===== Supplied data =====
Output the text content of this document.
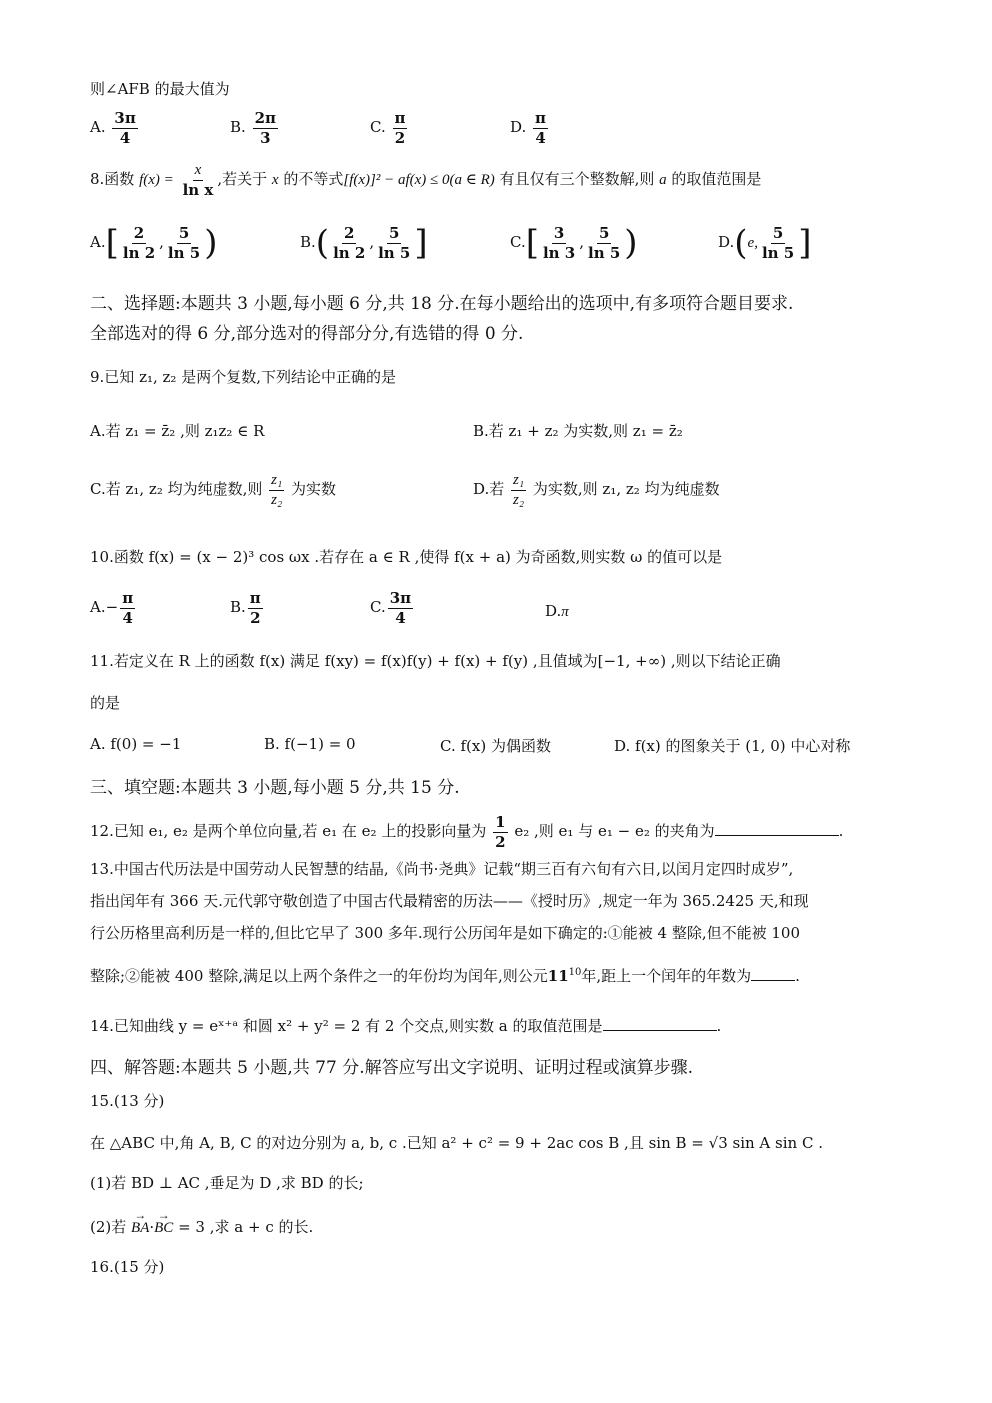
则∠AFB 的最大值为
A. $\frac{3\pi}{4}$	B. $\frac{2\pi}{3}$	C. $\frac{\pi}{2}$	D. $\frac{\pi}{4}$
8.函数 $f(x) = \frac{x}{\text{ln x}}$ ,若关于 x 的不等式[f(x)]² − af(x) ≤ 0(a ∈ R) 有且仅有三个整数解,则 a 的取值范围是
$A.[ \frac{2}{\ln 2}$ , $\frac{5}{\ln 5}$ )	$B.( \frac{2}{\ln 2}$ , $\frac{5}{\ln 5}$ ]	$C.[ \frac{3}{\ln 3}$ , $\frac{5}{\ln 5}$ )	D.(e, $\frac{5}{\ln 5}$ ]
二、选择题:本题共 3 小题,每小题 6 分,共 18 分.在每小题给出的选项中,有多项符合题目要求.
全部选对的得 6 分,部分选对的得部分分,有选错的得 0 分.
9.已知 z₁, z₂ 是两个复数,下列结论中正确的是
A.若 z₁ = z̄₂ ,则 z₁z₂ ∈ R	B.若 z₁ + z₂ 为实数,则 z₁ = z̄₂
C.若 z₁, z₂ 均为纯虚数,则 $\frac{\text{z₁}}{\text{z₂}}$ 为实数	D.若 $\frac{\text{z₁}}{\text{z₂}}$ 为实数,则 z₁, z₂ 均为纯虚数
10.函数 f(x) = (x − 2)³ cos ωx .若存在 a ∈ R ,使得 f(x + a) 为奇函数,则实数 ω 的值可以是
$A.- \frac{\pi}{4}$	B. $\frac{\pi}{2}$	C. $\frac{3\pi}{4}$	D.π
11.若定义在 R 上的函数 f(x) 满足 f(xy) = f(x)f(y) + f(x) + f(y) ,且值域为[−1, +∞) ,则以下结论正确
的是
A. f(0) = −1	B. f(−1) = 0	C. f(x) 为偶函数	D. f(x) 的图象关于 (1, 0) 中心对称
三、填空题:本题共 3 小题,每小题 5 分,共 15 分.
12.已知 e₁, e₂ 是两个单位向量,若 e₁ 在 e₂ 上的投影向量为 $\frac{1}{2} e_2$ ,则 e₁ 与 e₁ − e₂ 的夹角为	.
13.中国古代历法是中国劳动人民智慧的结晶,《尚书·尧典》记载“期三百有六旬有六日,以闰月定四时成岁”,
指出闰年有 366 天.元代郭守敬创造了中国古代最精密的历法——《授时历》,规定一年为 365.2425 天,和现
行公历格里高利历是一样的,但比它早了 300 多年.现行公历闰年是如下确定的:①能被 4 整除,但不能被 100
整除;②能被 400 整除,满足以上两个条件之一的年份均为闰年,则公元$11^{10}$年,距上一个闰年的年数为	.
14.已知曲线 y = eˣ⁺ᵃ 和圆 x² + y² = 2 有 2 个交点,则实数 a 的取值范围是	.
四、解答题:本题共 5 小题,共 77 分.解答应写出文字说明、证明过程或演算步骤.
15.(13 分)
在 △ABC 中,角 A, B, C 的对边分别为 a, b, c .已知 a² + c² = 9 + 2ac cos B ,且 sin B = √3 sin A sin C .
(1)若 BD ⊥ AC ,垂足为 D ,求 BD 的长;
(2)若 → BA·→ BC = 3 ,求 a + c 的长.
16.(15 分)
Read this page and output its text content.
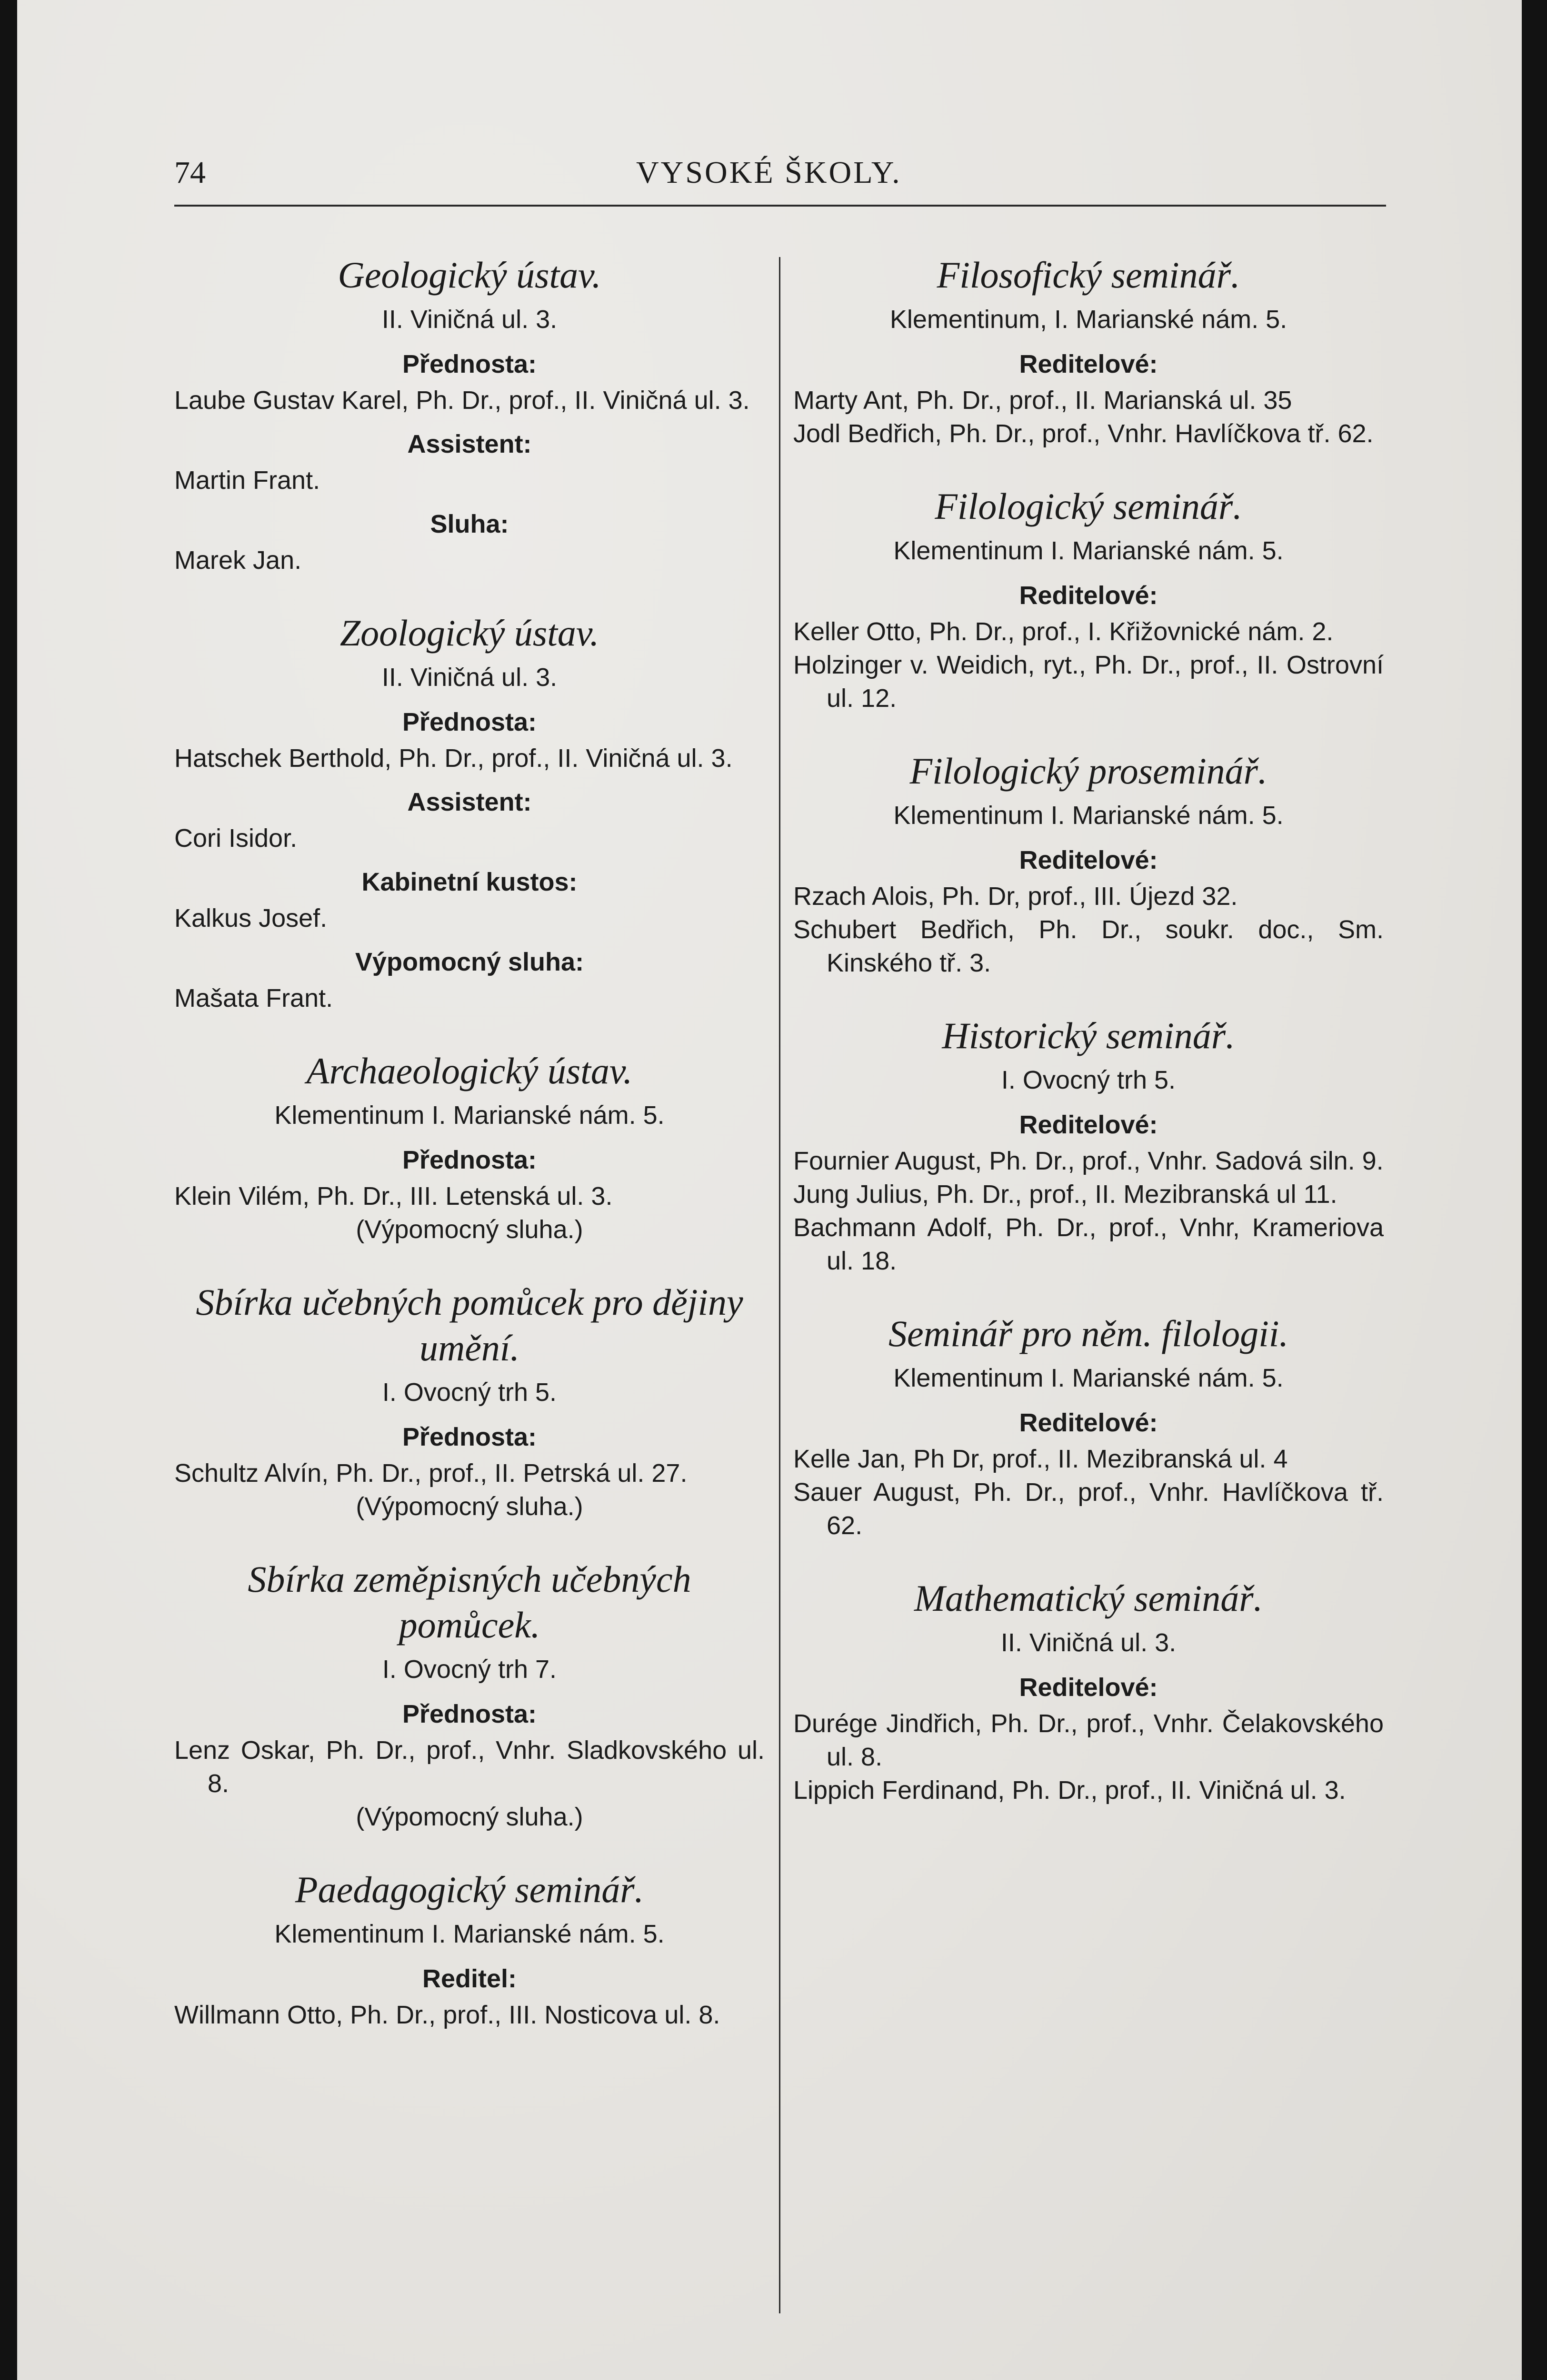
74	VYSOKÉ ŠKOLY.
Geologický ústav.
II. Viničná ul. 3.
Přednosta:
Laube Gustav Karel, Ph. Dr., prof., II. Viničná ul. 3.
Assistent:
Martin Frant.
Sluha:
Marek Jan.
Zoologický ústav.
II. Viničná ul. 3.
Přednosta:
Hatschek Berthold, Ph. Dr., prof., II. Viničná ul. 3.
Assistent:
Cori Isidor.
Kabinetní kustos:
Kalkus Josef.
Výpomocný sluha:
Mašata Frant.
Archaeologický ústav.
Klementinum I. Marianské nám. 5.
Přednosta:
Klein Vilém, Ph. Dr., III. Letenská ul. 3.
(Výpomocný sluha.)
Sbírka učebných pomůcek pro dějiny umění.
I. Ovocný trh 5.
Přednosta:
Schultz Alvín, Ph. Dr., prof., II. Petrská ul. 27.
(Výpomocný sluha.)
Sbírka zeměpisných učebných pomůcek.
I. Ovocný trh 7.
Přednosta:
Lenz Oskar, Ph. Dr., prof., Vnhr. Sladkovského ul. 8.
(Výpomocný sluha.)
Paedagogický seminář.
Klementinum I. Marianské nám. 5.
Reditel:
Willmann Otto, Ph. Dr., prof., III. Nosticova ul. 8.
Filosofický seminář.
Klementinum, I. Marianské nám. 5.
Reditelové:
Marty Ant, Ph. Dr., prof., II. Marianská ul. 35
Jodl Bedřich, Ph. Dr., prof., Vnhr. Havlíčkova tř. 62.
Filologický seminář.
Klementinum I. Marianské nám. 5.
Reditelové:
Keller Otto, Ph. Dr., prof., I. Křižovnické nám. 2.
Holzinger v. Weidich, ryt., Ph. Dr., prof., II. Ostrovní ul. 12.
Filologický proseminář.
Klementinum I. Marianské nám. 5.
Reditelové:
Rzach Alois, Ph. Dr, prof., III. Újezd 32.
Schubert Bedřich, Ph. Dr., soukr. doc., Sm. Kinského tř. 3.
Historický seminář.
I. Ovocný trh 5.
Reditelové:
Fournier August, Ph. Dr., prof., Vnhr. Sadová siln. 9.
Jung Julius, Ph. Dr., prof., II. Mezibranská ul 11.
Bachmann Adolf, Ph. Dr., prof., Vnhr, Krameriova ul. 18.
Seminář pro něm. filologii.
Klementinum I. Marianské nám. 5.
Reditelové:
Kelle Jan, Ph Dr, prof., II. Mezibranská ul. 4
Sauer August, Ph. Dr., prof., Vnhr. Havlíčkova tř. 62.
Mathematický seminář.
II. Viničná ul. 3.
Reditelové:
Durége Jindřich, Ph. Dr., prof., Vnhr. Čelakovského ul. 8.
Lippich Ferdinand, Ph. Dr., prof., II. Viničná ul. 3.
=====
● **Brief**
Without the pictures, repeat the listing above exactly.

● **Response below**
Output the text content of this document.
则∠AFB 的最大值为
A. $\frac{3\pi}{4}$	B. $\frac{2\pi}{3}$	C. $\frac{\pi}{2}$	D. $\frac{\pi}{4}$
8.函数 $f(x) = \frac{x}{\text{ln x}}$ ,若关于 x 的不等式[f(x)]² − af(x) ≤ 0(a ∈ R) 有且仅有三个整数解,则 a 的取值范围是
$A.[ \frac{2}{\ln 2}$ , $\frac{5}{\ln 5}$ )	$B.( \frac{2}{\ln 2}$ , $\frac{5}{\ln 5}$ ]	$C.[ \frac{3}{\ln 3}$ , $\frac{5}{\ln 5}$ )	D.(e, $\frac{5}{\ln 5}$ ]
二、选择题:本题共 3 小题,每小题 6 分,共 18 分.在每小题给出的选项中,有多项符合题目要求.
全部选对的得 6 分,部分选对的得部分分,有选错的得 0 分.
9.已知 z₁, z₂ 是两个复数,下列结论中正确的是
A.若 z₁ = z̄₂ ,则 z₁z₂ ∈ R	B.若 z₁ + z₂ 为实数,则 z₁ = z̄₂
C.若 z₁, z₂ 均为纯虚数,则 $\frac{\text{z₁}}{\text{z₂}}$ 为实数	D.若 $\frac{\text{z₁}}{\text{z₂}}$ 为实数,则 z₁, z₂ 均为纯虚数
10.函数 f(x) = (x − 2)³ cos ωx .若存在 a ∈ R ,使得 f(x + a) 为奇函数,则实数 ω 的值可以是
$A.- \frac{\pi}{4}$	B. $\frac{\pi}{2}$	C. $\frac{3\pi}{4}$	D.π
11.若定义在 R 上的函数 f(x) 满足 f(xy) = f(x)f(y) + f(x) + f(y) ,且值域为[−1, +∞) ,则以下结论正确
的是
A. f(0) = −1	B. f(−1) = 0	C. f(x) 为偶函数	D. f(x) 的图象关于 (1, 0) 中心对称
三、填空题:本题共 3 小题,每小题 5 分,共 15 分.
12.已知 e₁, e₂ 是两个单位向量,若 e₁ 在 e₂ 上的投影向量为 $\frac{1}{2} e_2$ ,则 e₁ 与 e₁ − e₂ 的夹角为	.
13.中国古代历法是中国劳动人民智慧的结晶,《尚书·尧典》记载“期三百有六旬有六日,以闰月定四时成岁”,
指出闰年有 366 天.元代郭守敬创造了中国古代最精密的历法——《授时历》,规定一年为 365.2425 天,和现
行公历格里高利历是一样的,但比它早了 300 多年.现行公历闰年是如下确定的:①能被 4 整除,但不能被 100
整除;②能被 400 整除,满足以上两个条件之一的年份均为闰年,则公元$11^{10}$年,距上一个闰年的年数为	.
14.已知曲线 y = eˣ⁺ᵃ 和圆 x² + y² = 2 有 2 个交点,则实数 a 的取值范围是	.
四、解答题:本题共 5 小题,共 77 分.解答应写出文字说明、证明过程或演算步骤.
15.(13 分)
在 △ABC 中,角 A, B, C 的对边分别为 a, b, c .已知 a² + c² = 9 + 2ac cos B ,且 sin B = √3 sin A sin C .
(1)若 BD ⊥ AC ,垂足为 D ,求 BD 的长;
(2)若 → BA·→ BC = 3 ,求 a + c 的长.
16.(15 分)
Read this page and output its text content.
74	VYSOKÉ ŠKOLY.
Geologický ústav.
II. Viničná ul. 3.
Přednosta:
Laube Gustav Karel, Ph. Dr., prof., II. Viničná ul. 3.
Assistent:
Martin Frant.
Sluha:
Marek Jan.
Zoologický ústav.
II. Viničná ul. 3.
Přednosta:
Hatschek Berthold, Ph. Dr., prof., II. Viničná ul. 3.
Assistent:
Cori Isidor.
Kabinetní kustos:
Kalkus Josef.
Výpomocný sluha:
Mašata Frant.
Archaeologický ústav.
Klementinum I. Marianské nám. 5.
Přednosta:
Klein Vilém, Ph. Dr., III. Letenská ul. 3.
(Výpomocný sluha.)
Sbírka učebných pomůcek pro dějiny umění.
I. Ovocný trh 5.
Přednosta:
Schultz Alvín, Ph. Dr., prof., II. Petrská ul. 27.
(Výpomocný sluha.)
Sbírka zeměpisných učebných pomůcek.
I. Ovocný trh 7.
Přednosta:
Lenz Oskar, Ph. Dr., prof., Vnhr. Sladkovského ul. 8.
(Výpomocný sluha.)
Paedagogický seminář.
Klementinum I. Marianské nám. 5.
Reditel:
Willmann Otto, Ph. Dr., prof., III. Nosticova ul. 8.
Filosofický seminář.
Klementinum, I. Marianské nám. 5.
Reditelové:
Marty Ant, Ph. Dr., prof., II. Marianská ul. 35
Jodl Bedřich, Ph. Dr., prof., Vnhr. Havlíčkova tř. 62.
Filologický seminář.
Klementinum I. Marianské nám. 5.
Reditelové:
Keller Otto, Ph. Dr., prof., I. Křižovnické nám. 2.
Holzinger v. Weidich, ryt., Ph. Dr., prof., II. Ostrovní ul. 12.
Filologický proseminář.
Klementinum I. Marianské nám. 5.
Reditelové:
Rzach Alois, Ph. Dr, prof., III. Újezd 32.
Schubert Bedřich, Ph. Dr., soukr. doc., Sm. Kinského tř. 3.
Historický seminář.
I. Ovocný trh 5.
Reditelové:
Fournier August, Ph. Dr., prof., Vnhr. Sadová siln. 9.
Jung Julius, Ph. Dr., prof., II. Mezibranská ul 11.
Bachmann Adolf, Ph. Dr., prof., Vnhr, Krameriova ul. 18.
Seminář pro něm. filologii.
Klementinum I. Marianské nám. 5.
Reditelové:
Kelle Jan, Ph Dr, prof., II. Mezibranská ul. 4
Sauer August, Ph. Dr., prof., Vnhr. Havlíčkova tř. 62.
Mathematický seminář.
II. Viničná ul. 3.
Reditelové:
Durége Jindřich, Ph. Dr., prof., Vnhr. Čelakovského ul. 8.
Lippich Ferdinand, Ph. Dr., prof., II. Viničná ul. 3.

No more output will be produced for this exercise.